The task:
The answer is to be the data that follows, transcribed exactly, minus its pictures.

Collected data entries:

= Beginning of Section =

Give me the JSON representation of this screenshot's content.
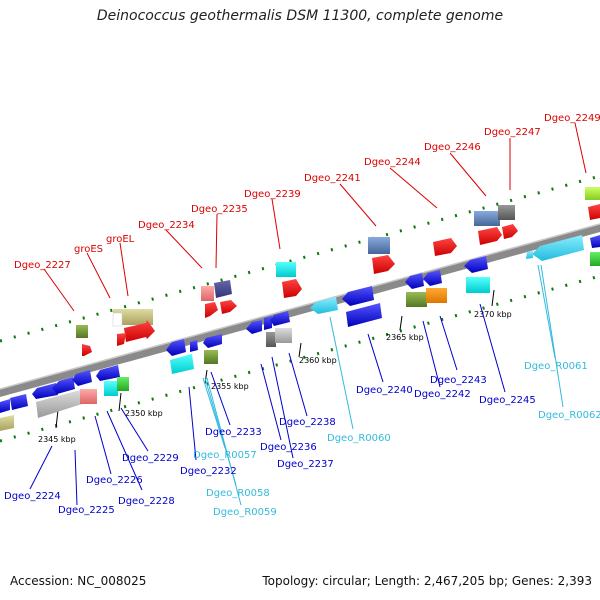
{
  "title": "Deinococcus geothermalis DSM 11300, complete genome",
  "accession": "Accession: NC_008025",
  "topology": "Topology: circular; Length: 2,467,205 bp; Genes: 2,393",
  "kbp_labels": [
    "2345 kbp",
    "2350 kbp",
    "2355 kbp",
    "2360 kbp",
    "2365 kbp",
    "2370 kbp"
  ],
  "top_labels": [
    "Dgeo_2227",
    "groES",
    "groEL",
    "Dgeo_2234",
    "Dgeo_2235",
    "Dgeo_2239",
    "Dgeo_2241",
    "Dgeo_2244",
    "Dgeo_2246",
    "Dgeo_2247",
    "Dgeo_2249"
  ],
  "bottom_labels": [
    "Dgeo_2224",
    "Dgeo_2225",
    "Dgeo_2226",
    "Dgeo_2228",
    "Dgeo_2229",
    "Dgeo_2232",
    "Dgeo_2233",
    "Dgeo_2236",
    "Dgeo_2237",
    "Dgeo_2238",
    "Dgeo_2240",
    "Dgeo_2242",
    "Dgeo_2243",
    "Dgeo_2245"
  ],
  "rna_labels": [
    "Dgeo_R0057",
    "Dgeo_R0058",
    "Dgeo_R0059",
    "Dgeo_R0060",
    "Dgeo_R0061",
    "Dgeo_R0062"
  ],
  "colors": {
    "forward_label": "#dd0000",
    "reverse_label": "#0000cc",
    "rna_label": "#33bbdd",
    "backbone": "#888888",
    "tick": "#117711"
  }
}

= End of Section =

Exercise output:
Give me the JSON representation of this screenshot's content.
{
  "title": "Deinococcus geothermalis DSM 11300, complete genome",
  "accession": "Accession: NC_008025",
  "topology": "Topology: circular; Length: 2,467,205 bp; Genes: 2,393",
  "kbp_labels": [
    "2345 kbp",
    "2350 kbp",
    "2355 kbp",
    "2360 kbp",
    "2365 kbp",
    "2370 kbp"
  ],
  "top_labels": [
    "Dgeo_2227",
    "groES",
    "groEL",
    "Dgeo_2234",
    "Dgeo_2235",
    "Dgeo_2239",
    "Dgeo_2241",
    "Dgeo_2244",
    "Dgeo_2246",
    "Dgeo_2247",
    "Dgeo_2249"
  ],
  "bottom_labels": [
    "Dgeo_2224",
    "Dgeo_2225",
    "Dgeo_2226",
    "Dgeo_2228",
    "Dgeo_2229",
    "Dgeo_2232",
    "Dgeo_2233",
    "Dgeo_2236",
    "Dgeo_2237",
    "Dgeo_2238",
    "Dgeo_2240",
    "Dgeo_2242",
    "Dgeo_2243",
    "Dgeo_2245"
  ],
  "rna_labels": [
    "Dgeo_R0057",
    "Dgeo_R0058",
    "Dgeo_R0059",
    "Dgeo_R0060",
    "Dgeo_R0061",
    "Dgeo_R0062"
  ],
  "colors": {
    "forward_label": "#dd0000",
    "reverse_label": "#0000cc",
    "rna_label": "#33bbdd",
    "backbone": "#888888",
    "tick": "#117711"
  }
}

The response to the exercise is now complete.